**Given problem:** Will you give every entry again exactly as it stands?

**Stored data:**
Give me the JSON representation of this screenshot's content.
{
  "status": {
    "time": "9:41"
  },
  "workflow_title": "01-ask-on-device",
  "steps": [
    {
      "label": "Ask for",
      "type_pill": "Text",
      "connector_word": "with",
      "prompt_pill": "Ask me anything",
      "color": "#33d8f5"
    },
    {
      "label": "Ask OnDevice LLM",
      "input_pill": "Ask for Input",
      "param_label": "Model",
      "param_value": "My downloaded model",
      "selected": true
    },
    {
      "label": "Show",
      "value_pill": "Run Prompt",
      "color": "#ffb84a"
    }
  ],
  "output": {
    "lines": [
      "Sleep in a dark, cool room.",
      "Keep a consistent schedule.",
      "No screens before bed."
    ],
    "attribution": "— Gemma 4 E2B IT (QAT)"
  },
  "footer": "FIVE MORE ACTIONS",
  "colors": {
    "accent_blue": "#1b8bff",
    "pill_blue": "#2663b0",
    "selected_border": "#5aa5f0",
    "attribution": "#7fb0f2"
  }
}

**Written answer:**
Give me the JSON representation of this screenshot's content.
{
  "status": {
    "time": "9:41"
  },
  "workflow_title": "01-ask-on-device",
  "steps": [
    {
      "label": "Ask for",
      "type_pill": "Text",
      "connector_word": "with",
      "prompt_pill": "Ask me anything",
      "color": "#33d8f5"
    },
    {
      "label": "Ask OnDevice LLM",
      "input_pill": "Ask for Input",
      "param_label": "Model",
      "param_value": "My downloaded model",
      "selected": true
    },
    {
      "label": "Show",
      "value_pill": "Run Prompt",
      "color": "#ffb84a"
    }
  ],
  "output": {
    "lines": [
      "Sleep in a dark, cool room.",
      "Keep a consistent schedule.",
      "No screens before bed."
    ],
    "attribution": "— Gemma 4 E2B IT (QAT)"
  },
  "footer": "FIVE MORE ACTIONS",
  "colors": {
    "accent_blue": "#1b8bff",
    "pill_blue": "#2663b0",
    "selected_border": "#5aa5f0",
    "attribution": "#7fb0f2"
  }
}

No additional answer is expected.